**Challenge**
What follows is a set of records, each of which is to be written out exactly.
=== Listing ===
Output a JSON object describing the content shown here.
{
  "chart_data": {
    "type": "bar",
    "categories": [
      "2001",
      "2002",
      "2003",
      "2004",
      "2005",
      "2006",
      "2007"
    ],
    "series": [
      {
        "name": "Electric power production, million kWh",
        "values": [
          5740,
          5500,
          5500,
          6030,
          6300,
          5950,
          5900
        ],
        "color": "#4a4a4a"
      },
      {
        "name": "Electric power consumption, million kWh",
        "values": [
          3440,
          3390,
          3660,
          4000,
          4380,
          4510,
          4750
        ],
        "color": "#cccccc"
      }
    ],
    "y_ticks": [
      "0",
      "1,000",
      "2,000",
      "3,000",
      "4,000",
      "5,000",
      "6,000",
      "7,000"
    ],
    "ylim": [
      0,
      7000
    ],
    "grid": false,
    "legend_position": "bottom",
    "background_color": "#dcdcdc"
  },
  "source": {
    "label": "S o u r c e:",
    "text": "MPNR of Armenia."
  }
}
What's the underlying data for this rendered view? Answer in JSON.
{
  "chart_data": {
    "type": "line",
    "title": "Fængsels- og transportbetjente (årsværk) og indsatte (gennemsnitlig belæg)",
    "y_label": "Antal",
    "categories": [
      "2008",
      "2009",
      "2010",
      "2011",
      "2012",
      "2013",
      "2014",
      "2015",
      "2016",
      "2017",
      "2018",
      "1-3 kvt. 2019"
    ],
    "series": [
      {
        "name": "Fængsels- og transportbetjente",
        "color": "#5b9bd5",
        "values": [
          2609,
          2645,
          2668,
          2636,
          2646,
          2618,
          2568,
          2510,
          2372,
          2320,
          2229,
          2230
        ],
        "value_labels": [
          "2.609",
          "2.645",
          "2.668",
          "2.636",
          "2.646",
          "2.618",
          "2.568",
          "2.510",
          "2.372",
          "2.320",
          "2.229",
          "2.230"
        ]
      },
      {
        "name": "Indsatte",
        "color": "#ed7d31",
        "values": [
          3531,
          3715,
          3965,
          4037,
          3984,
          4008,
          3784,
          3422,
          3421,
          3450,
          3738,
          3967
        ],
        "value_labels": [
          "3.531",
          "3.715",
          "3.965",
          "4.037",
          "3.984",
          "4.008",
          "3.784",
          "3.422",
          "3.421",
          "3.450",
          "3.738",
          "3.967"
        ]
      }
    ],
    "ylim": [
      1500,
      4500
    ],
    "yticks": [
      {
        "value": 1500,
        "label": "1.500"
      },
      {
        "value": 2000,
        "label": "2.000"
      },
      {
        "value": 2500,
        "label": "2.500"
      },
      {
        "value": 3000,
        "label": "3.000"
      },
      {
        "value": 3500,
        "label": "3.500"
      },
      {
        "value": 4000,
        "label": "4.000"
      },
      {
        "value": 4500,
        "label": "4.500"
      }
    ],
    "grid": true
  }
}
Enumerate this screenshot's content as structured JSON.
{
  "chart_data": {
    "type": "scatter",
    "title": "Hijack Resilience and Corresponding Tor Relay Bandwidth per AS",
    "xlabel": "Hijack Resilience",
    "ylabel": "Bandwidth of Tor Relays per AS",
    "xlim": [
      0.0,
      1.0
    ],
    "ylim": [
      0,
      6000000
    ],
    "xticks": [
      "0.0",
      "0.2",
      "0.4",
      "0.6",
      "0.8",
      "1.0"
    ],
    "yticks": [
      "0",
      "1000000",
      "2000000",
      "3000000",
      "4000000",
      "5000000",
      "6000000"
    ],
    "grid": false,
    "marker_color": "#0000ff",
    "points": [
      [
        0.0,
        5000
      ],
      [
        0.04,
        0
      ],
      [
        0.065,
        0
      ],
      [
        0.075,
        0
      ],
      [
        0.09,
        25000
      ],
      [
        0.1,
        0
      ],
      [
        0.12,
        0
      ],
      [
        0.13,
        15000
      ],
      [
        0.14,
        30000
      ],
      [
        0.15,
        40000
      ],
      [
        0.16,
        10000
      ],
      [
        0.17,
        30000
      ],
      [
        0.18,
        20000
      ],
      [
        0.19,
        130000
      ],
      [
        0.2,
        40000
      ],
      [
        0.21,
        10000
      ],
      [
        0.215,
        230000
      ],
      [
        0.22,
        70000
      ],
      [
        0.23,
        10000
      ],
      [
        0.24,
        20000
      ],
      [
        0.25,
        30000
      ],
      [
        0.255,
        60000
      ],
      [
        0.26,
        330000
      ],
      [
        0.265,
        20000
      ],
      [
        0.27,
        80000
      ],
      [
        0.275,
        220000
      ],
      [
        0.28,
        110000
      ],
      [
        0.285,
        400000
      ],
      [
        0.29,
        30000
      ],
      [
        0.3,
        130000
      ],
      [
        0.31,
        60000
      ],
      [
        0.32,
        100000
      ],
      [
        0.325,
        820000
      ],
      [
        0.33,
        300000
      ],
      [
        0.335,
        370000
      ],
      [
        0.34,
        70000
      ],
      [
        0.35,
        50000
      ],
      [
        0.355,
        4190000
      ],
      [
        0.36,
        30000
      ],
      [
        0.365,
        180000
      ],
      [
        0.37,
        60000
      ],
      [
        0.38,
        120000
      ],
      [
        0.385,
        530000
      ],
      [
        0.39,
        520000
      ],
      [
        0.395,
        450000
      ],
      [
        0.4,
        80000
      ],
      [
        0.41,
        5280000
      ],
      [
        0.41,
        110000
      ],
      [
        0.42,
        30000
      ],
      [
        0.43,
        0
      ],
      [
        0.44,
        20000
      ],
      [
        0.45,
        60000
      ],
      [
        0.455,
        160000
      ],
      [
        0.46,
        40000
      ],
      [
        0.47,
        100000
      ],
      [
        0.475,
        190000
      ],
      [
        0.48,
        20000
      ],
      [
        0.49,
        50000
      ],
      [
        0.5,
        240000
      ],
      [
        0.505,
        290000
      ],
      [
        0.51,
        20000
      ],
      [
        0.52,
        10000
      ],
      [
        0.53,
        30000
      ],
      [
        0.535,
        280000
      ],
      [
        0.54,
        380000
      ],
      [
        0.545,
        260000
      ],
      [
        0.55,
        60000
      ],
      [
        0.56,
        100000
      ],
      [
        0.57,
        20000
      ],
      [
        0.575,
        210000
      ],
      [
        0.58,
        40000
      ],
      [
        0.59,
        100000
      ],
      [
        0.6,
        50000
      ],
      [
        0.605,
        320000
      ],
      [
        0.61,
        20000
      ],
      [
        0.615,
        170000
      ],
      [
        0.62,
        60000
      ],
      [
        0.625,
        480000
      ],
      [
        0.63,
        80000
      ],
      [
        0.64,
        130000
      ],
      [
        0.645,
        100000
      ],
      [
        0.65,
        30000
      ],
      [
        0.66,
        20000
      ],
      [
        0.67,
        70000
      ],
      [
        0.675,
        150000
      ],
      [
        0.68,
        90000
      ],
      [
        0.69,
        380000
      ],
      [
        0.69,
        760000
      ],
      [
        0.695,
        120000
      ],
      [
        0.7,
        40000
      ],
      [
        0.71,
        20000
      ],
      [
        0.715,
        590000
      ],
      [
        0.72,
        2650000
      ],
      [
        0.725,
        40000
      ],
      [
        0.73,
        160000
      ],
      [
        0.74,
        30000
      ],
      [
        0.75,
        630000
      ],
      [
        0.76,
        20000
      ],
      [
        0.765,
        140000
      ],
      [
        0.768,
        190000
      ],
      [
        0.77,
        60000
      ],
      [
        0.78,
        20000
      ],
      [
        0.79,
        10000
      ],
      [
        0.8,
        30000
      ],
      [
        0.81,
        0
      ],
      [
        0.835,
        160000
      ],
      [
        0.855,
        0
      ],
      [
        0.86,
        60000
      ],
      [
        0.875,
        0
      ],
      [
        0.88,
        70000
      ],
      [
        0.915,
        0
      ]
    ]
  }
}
===
**Solution for this exercise**
Output a JSON object describing the content shown here.
{
  "chart_data": {
    "type": "bar",
    "categories": [
      "2001",
      "2002",
      "2003",
      "2004",
      "2005",
      "2006",
      "2007"
    ],
    "series": [
      {
        "name": "Electric power production, million kWh",
        "values": [
          5740,
          5500,
          5500,
          6030,
          6300,
          5950,
          5900
        ],
        "color": "#4a4a4a"
      },
      {
        "name": "Electric power consumption, million kWh",
        "values": [
          3440,
          3390,
          3660,
          4000,
          4380,
          4510,
          4750
        ],
        "color": "#cccccc"
      }
    ],
    "y_ticks": [
      "0",
      "1,000",
      "2,000",
      "3,000",
      "4,000",
      "5,000",
      "6,000",
      "7,000"
    ],
    "ylim": [
      0,
      7000
    ],
    "grid": false,
    "legend_position": "bottom",
    "background_color": "#dcdcdc"
  },
  "source": {
    "label": "S o u r c e:",
    "text": "MPNR of Armenia."
  }
}
What's the underlying data for this rendered view? Answer in JSON.
{
  "chart_data": {
    "type": "line",
    "title": "Fængsels- og transportbetjente (årsværk) og indsatte (gennemsnitlig belæg)",
    "y_label": "Antal",
    "categories": [
      "2008",
      "2009",
      "2010",
      "2011",
      "2012",
      "2013",
      "2014",
      "2015",
      "2016",
      "2017",
      "2018",
      "1-3 kvt. 2019"
    ],
    "series": [
      {
        "name": "Fængsels- og transportbetjente",
        "color": "#5b9bd5",
        "values": [
          2609,
          2645,
          2668,
          2636,
          2646,
          2618,
          2568,
          2510,
          2372,
          2320,
          2229,
          2230
        ],
        "value_labels": [
          "2.609",
          "2.645",
          "2.668",
          "2.636",
          "2.646",
          "2.618",
          "2.568",
          "2.510",
          "2.372",
          "2.320",
          "2.229",
          "2.230"
        ]
      },
      {
        "name": "Indsatte",
        "color": "#ed7d31",
        "values": [
          3531,
          3715,
          3965,
          4037,
          3984,
          4008,
          3784,
          3422,
          3421,
          3450,
          3738,
          3967
        ],
        "value_labels": [
          "3.531",
          "3.715",
          "3.965",
          "4.037",
          "3.984",
          "4.008",
          "3.784",
          "3.422",
          "3.421",
          "3.450",
          "3.738",
          "3.967"
        ]
      }
    ],
    "ylim": [
      1500,
      4500
    ],
    "yticks": [
      {
        "value": 1500,
        "label": "1.500"
      },
      {
        "value": 2000,
        "label": "2.000"
      },
      {
        "value": 2500,
        "label": "2.500"
      },
      {
        "value": 3000,
        "label": "3.000"
      },
      {
        "value": 3500,
        "label": "3.500"
      },
      {
        "value": 4000,
        "label": "4.000"
      },
      {
        "value": 4500,
        "label": "4.500"
      }
    ],
    "grid": true
  }
}
Enumerate this screenshot's content as structured JSON.
{
  "chart_data": {
    "type": "scatter",
    "title": "Hijack Resilience and Corresponding Tor Relay Bandwidth per AS",
    "xlabel": "Hijack Resilience",
    "ylabel": "Bandwidth of Tor Relays per AS",
    "xlim": [
      0.0,
      1.0
    ],
    "ylim": [
      0,
      6000000
    ],
    "xticks": [
      "0.0",
      "0.2",
      "0.4",
      "0.6",
      "0.8",
      "1.0"
    ],
    "yticks": [
      "0",
      "1000000",
      "2000000",
      "3000000",
      "4000000",
      "5000000",
      "6000000"
    ],
    "grid": false,
    "marker_color": "#0000ff",
    "points": [
      [
        0.0,
        5000
      ],
      [
        0.04,
        0
      ],
      [
        0.065,
        0
      ],
      [
        0.075,
        0
      ],
      [
        0.09,
        25000
      ],
      [
        0.1,
        0
      ],
      [
        0.12,
        0
      ],
      [
        0.13,
        15000
      ],
      [
        0.14,
        30000
      ],
      [
        0.15,
        40000
      ],
      [
        0.16,
        10000
      ],
      [
        0.17,
        30000
      ],
      [
        0.18,
        20000
      ],
      [
        0.19,
        130000
      ],
      [
        0.2,
        40000
      ],
      [
        0.21,
        10000
      ],
      [
        0.215,
        230000
      ],
      [
        0.22,
        70000
      ],
      [
        0.23,
        10000
      ],
      [
        0.24,
        20000
      ],
      [
        0.25,
        30000
      ],
      [
        0.255,
        60000
      ],
      [
        0.26,
        330000
      ],
      [
        0.265,
        20000
      ],
      [
        0.27,
        80000
      ],
      [
        0.275,
        220000
      ],
      [
        0.28,
        110000
      ],
      [
        0.285,
        400000
      ],
      [
        0.29,
        30000
      ],
      [
        0.3,
        130000
      ],
      [
        0.31,
        60000
      ],
      [
        0.32,
        100000
      ],
      [
        0.325,
        820000
      ],
      [
        0.33,
        300000
      ],
      [
        0.335,
        370000
      ],
      [
        0.34,
        70000
      ],
      [
        0.35,
        50000
      ],
      [
        0.355,
        4190000
      ],
      [
        0.36,
        30000
      ],
      [
        0.365,
        180000
      ],
      [
        0.37,
        60000
      ],
      [
        0.38,
        120000
      ],
      [
        0.385,
        530000
      ],
      [
        0.39,
        520000
      ],
      [
        0.395,
        450000
      ],
      [
        0.4,
        80000
      ],
      [
        0.41,
        5280000
      ],
      [
        0.41,
        110000
      ],
      [
        0.42,
        30000
      ],
      [
        0.43,
        0
      ],
      [
        0.44,
        20000
      ],
      [
        0.45,
        60000
      ],
      [
        0.455,
        160000
      ],
      [
        0.46,
        40000
      ],
      [
        0.47,
        100000
      ],
      [
        0.475,
        190000
      ],
      [
        0.48,
        20000
      ],
      [
        0.49,
        50000
      ],
      [
        0.5,
        240000
      ],
      [
        0.505,
        290000
      ],
      [
        0.51,
        20000
      ],
      [
        0.52,
        10000
      ],
      [
        0.53,
        30000
      ],
      [
        0.535,
        280000
      ],
      [
        0.54,
        380000
      ],
      [
        0.545,
        260000
      ],
      [
        0.55,
        60000
      ],
      [
        0.56,
        100000
      ],
      [
        0.57,
        20000
      ],
      [
        0.575,
        210000
      ],
      [
        0.58,
        40000
      ],
      [
        0.59,
        100000
      ],
      [
        0.6,
        50000
      ],
      [
        0.605,
        320000
      ],
      [
        0.61,
        20000
      ],
      [
        0.615,
        170000
      ],
      [
        0.62,
        60000
      ],
      [
        0.625,
        480000
      ],
      [
        0.63,
        80000
      ],
      [
        0.64,
        130000
      ],
      [
        0.645,
        100000
      ],
      [
        0.65,
        30000
      ],
      [
        0.66,
        20000
      ],
      [
        0.67,
        70000
      ],
      [
        0.675,
        150000
      ],
      [
        0.68,
        90000
      ],
      [
        0.69,
        380000
      ],
      [
        0.69,
        760000
      ],
      [
        0.695,
        120000
      ],
      [
        0.7,
        40000
      ],
      [
        0.71,
        20000
      ],
      [
        0.715,
        590000
      ],
      [
        0.72,
        2650000
      ],
      [
        0.725,
        40000
      ],
      [
        0.73,
        160000
      ],
      [
        0.74,
        30000
      ],
      [
        0.75,
        630000
      ],
      [
        0.76,
        20000
      ],
      [
        0.765,
        140000
      ],
      [
        0.768,
        190000
      ],
      [
        0.77,
        60000
      ],
      [
        0.78,
        20000
      ],
      [
        0.79,
        10000
      ],
      [
        0.8,
        30000
      ],
      [
        0.81,
        0
      ],
      [
        0.835,
        160000
      ],
      [
        0.855,
        0
      ],
      [
        0.86,
        60000
      ],
      [
        0.875,
        0
      ],
      [
        0.88,
        70000
      ],
      [
        0.915,
        0
      ]
    ]
  }
}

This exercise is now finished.